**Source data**

━━━━━━━━━━━━━━━━━━━━

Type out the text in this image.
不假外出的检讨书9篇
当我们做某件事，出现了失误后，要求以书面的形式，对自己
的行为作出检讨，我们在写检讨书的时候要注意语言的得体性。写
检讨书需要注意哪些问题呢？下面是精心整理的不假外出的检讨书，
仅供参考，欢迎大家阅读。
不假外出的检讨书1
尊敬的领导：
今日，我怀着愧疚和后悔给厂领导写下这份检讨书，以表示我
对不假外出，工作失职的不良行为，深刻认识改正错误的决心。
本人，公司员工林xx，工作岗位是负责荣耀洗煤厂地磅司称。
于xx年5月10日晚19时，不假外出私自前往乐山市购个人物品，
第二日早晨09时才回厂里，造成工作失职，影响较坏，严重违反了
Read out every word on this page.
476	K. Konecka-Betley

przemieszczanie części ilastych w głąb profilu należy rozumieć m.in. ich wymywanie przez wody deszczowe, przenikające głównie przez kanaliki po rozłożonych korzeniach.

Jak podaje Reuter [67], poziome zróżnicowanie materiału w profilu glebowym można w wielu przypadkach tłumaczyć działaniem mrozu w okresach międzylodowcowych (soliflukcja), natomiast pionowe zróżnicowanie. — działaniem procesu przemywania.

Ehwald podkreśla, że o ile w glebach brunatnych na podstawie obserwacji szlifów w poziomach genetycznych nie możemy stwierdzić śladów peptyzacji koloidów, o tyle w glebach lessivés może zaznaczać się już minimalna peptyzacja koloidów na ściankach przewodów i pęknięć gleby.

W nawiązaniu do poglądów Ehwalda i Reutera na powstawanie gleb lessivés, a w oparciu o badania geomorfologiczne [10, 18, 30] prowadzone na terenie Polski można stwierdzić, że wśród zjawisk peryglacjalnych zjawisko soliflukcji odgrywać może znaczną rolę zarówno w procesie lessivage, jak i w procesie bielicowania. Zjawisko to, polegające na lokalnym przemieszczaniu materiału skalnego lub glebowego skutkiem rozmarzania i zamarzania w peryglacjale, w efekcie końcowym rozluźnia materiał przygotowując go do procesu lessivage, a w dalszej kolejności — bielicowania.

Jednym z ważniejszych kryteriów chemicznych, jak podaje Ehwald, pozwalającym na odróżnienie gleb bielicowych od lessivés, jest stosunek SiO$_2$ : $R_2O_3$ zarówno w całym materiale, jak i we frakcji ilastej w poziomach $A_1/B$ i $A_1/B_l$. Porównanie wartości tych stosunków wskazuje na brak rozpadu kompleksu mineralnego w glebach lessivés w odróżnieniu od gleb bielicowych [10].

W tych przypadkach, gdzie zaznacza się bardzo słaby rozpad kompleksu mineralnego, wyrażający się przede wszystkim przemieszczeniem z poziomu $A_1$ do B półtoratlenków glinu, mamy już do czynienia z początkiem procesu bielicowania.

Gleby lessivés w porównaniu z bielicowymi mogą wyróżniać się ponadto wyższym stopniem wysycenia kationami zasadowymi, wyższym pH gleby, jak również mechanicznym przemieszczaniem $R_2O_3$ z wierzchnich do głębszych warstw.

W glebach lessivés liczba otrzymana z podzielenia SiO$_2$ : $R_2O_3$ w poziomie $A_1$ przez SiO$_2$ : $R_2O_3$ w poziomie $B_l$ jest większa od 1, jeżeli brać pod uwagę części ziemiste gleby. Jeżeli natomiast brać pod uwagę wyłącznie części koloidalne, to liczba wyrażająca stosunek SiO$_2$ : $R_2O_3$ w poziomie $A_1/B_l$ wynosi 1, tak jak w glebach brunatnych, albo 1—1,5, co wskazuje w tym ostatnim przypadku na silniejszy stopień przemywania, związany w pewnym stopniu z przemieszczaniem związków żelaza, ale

━━━━━━━━━━━━━━━━━━━━

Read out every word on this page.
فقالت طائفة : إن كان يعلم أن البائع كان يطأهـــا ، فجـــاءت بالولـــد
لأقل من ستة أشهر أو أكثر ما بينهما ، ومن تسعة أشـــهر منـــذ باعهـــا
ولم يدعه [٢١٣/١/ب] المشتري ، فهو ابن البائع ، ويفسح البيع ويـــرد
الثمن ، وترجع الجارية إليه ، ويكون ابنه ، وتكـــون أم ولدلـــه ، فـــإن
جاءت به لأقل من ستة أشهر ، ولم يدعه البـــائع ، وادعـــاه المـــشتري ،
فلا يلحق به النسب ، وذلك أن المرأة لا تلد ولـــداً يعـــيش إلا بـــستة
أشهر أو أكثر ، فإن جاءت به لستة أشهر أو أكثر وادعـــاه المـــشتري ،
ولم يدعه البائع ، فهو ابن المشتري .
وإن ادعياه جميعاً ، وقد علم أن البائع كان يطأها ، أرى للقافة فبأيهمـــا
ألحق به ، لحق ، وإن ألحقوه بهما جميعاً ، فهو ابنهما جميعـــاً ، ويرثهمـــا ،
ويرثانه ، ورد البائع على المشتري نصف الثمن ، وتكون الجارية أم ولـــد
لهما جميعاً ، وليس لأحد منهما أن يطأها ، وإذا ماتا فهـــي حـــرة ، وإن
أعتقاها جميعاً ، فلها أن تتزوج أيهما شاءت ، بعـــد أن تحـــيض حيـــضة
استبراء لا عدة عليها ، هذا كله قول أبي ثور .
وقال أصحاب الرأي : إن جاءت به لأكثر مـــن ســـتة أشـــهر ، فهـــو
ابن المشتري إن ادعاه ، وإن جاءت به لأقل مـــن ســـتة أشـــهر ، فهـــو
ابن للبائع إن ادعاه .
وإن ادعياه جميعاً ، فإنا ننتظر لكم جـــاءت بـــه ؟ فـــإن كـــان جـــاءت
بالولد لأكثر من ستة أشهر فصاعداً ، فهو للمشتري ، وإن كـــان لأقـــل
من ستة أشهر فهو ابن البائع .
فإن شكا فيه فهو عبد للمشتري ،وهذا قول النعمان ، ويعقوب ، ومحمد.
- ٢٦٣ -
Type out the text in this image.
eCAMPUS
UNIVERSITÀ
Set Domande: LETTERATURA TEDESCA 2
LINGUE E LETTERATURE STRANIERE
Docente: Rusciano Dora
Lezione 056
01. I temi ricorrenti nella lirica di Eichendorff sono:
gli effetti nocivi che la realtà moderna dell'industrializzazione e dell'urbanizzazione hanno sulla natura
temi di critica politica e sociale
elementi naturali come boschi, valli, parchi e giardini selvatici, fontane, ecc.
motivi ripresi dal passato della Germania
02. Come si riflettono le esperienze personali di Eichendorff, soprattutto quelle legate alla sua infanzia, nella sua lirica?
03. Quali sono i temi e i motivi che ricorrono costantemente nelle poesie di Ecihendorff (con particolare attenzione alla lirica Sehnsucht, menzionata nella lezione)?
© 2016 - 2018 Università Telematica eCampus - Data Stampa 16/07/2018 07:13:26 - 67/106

━━━━━━━━━━━━━━━━━━━━

**Set problem**
Go through the listing above and report how many of its lines contain the word "جاءت", with only the number as output.

**Exercise response**
4